The CFL on TSN is TSN's presentation of the Canadian Football League. The Sports Network (TSN) has broadcast CFL games since the 1987 season and has been the exclusive broadcaster of all CFL games (including the playoffs and Grey Cup) since 2008.  While the CFL on TSN shows all CFL games, a more entertainment-focused Thursday Night Football telecast (unrelated to the National Football League package of the same name) was added in 2015.

Commentators

Studio panel
The CFL on TSNs studio panel consists of host Kate Beirness and a rotating crew of former CFL all-star players Matt Dunigan, Milt Stegall, Henry Burris, and former CFL coach Mike Benevides.  Former CFL on CBC studio host Brian Williams occasionally contributed to the studio show also.

Beirness took over studio host duties from Rod Smith in 2021.

Matt Dunigan returned to the CFL on TSN studio show after spending the 2004 season on the sidelines as the general manager and head coach of the Calgary Stampeders. Dunigan's in-depth knowledge, outgoing personality and passion for the game have made him a fan favourite with viewers.

(Excerpts from a layout annotation set)
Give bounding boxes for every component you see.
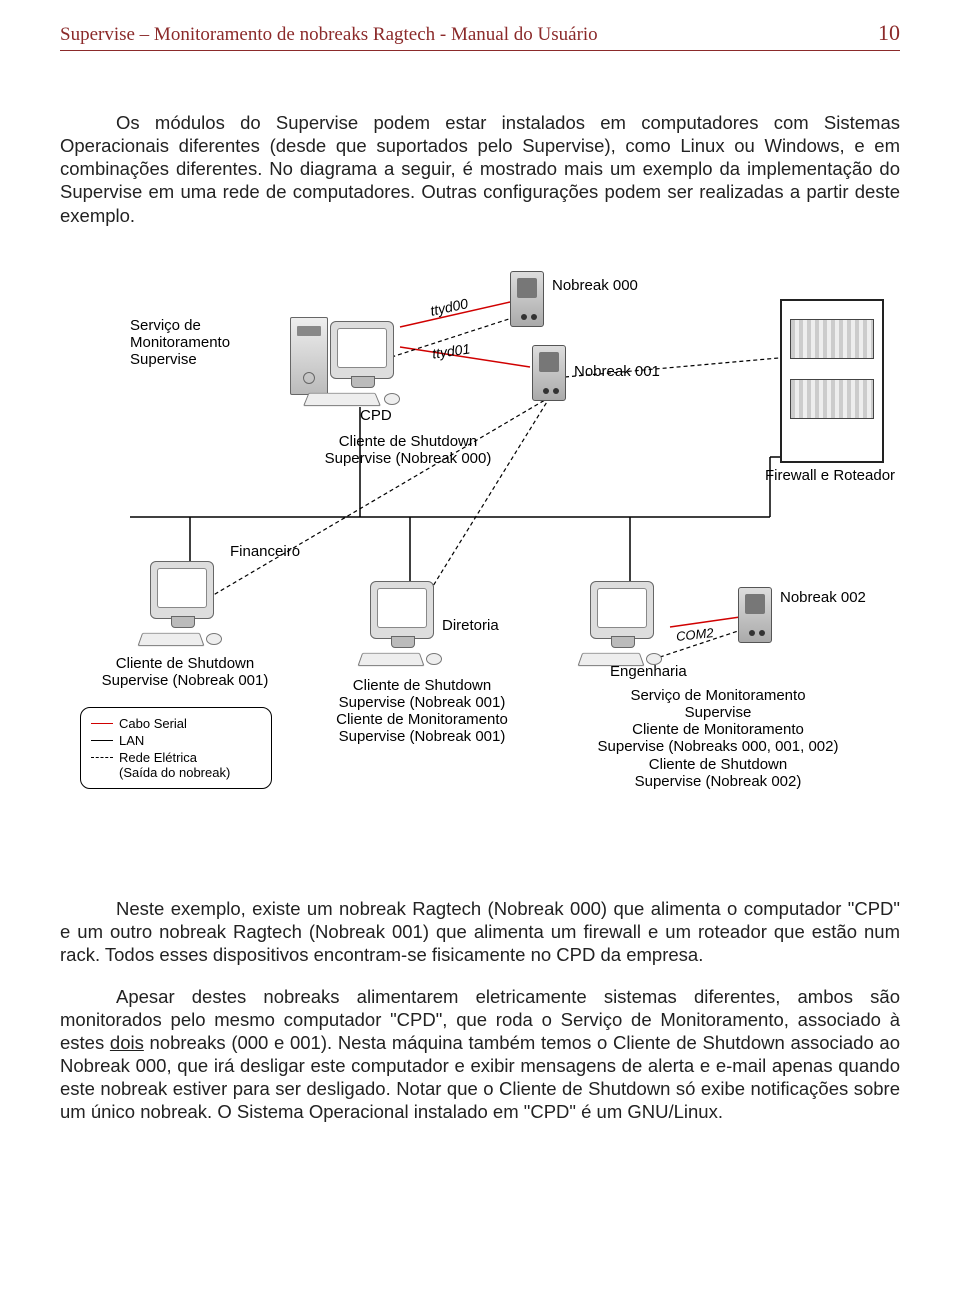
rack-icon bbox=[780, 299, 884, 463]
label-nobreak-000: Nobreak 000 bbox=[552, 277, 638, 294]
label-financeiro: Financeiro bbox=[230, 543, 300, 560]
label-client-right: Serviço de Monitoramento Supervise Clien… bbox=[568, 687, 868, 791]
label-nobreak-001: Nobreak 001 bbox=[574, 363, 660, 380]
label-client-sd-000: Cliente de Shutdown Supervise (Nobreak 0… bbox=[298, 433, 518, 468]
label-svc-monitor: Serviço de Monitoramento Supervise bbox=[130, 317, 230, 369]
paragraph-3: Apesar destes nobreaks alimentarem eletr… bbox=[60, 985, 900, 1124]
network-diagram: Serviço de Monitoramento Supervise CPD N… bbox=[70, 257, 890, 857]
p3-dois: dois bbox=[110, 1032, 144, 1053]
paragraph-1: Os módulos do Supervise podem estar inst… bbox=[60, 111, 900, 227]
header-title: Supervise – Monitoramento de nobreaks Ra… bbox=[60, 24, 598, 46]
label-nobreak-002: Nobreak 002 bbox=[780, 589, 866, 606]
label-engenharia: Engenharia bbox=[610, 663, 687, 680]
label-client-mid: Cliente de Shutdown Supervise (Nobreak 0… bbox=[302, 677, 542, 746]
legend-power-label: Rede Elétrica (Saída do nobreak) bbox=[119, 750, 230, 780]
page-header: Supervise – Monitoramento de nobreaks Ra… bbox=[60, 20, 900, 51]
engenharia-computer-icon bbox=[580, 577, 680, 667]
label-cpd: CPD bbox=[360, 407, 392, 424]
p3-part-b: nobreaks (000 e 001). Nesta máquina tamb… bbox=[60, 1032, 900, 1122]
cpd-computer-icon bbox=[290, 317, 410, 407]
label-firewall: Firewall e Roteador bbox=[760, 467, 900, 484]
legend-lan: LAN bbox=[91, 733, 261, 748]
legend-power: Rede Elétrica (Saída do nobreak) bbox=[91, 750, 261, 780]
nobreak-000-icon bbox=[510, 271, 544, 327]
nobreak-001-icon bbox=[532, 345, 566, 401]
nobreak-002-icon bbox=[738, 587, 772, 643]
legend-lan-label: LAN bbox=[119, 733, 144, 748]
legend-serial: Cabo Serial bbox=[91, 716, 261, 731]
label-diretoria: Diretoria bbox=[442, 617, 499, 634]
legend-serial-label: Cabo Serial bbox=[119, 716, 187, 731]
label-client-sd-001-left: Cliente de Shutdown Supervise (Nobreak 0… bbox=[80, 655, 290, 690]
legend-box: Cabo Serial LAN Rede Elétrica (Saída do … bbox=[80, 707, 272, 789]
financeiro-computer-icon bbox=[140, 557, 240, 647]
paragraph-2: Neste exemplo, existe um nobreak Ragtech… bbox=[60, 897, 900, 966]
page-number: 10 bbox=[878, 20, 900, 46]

> Task objective
Transcribe the portion of the CFL on TSN text starting with "The CFL on TSN is" and going on through "studio show also.". The material above plays no part in this exercise.

> Problem solution
The CFL on TSN is TSN's presentation of the Canadian Football League. The Sports Network (TSN) has broadcast CFL games since the 1987 season and has been the exclusive broadcaster of all CFL games (including the playoffs and Grey Cup) since 2008.  While the CFL on TSN shows all CFL games, a more entertainment-focused Thursday Night Football telecast (unrelated to the National Football League package of the same name) was added in 2015.

Commentators

Studio panel
The CFL on TSNs studio panel consists of host Kate Beirness and a rotating crew of former CFL all-star players Matt Dunigan, Milt Stegall, Henry Burris, and former CFL coach Mike Benevides.  Former CFL on CBC studio host Brian Williams occasionally contributed to the studio show also.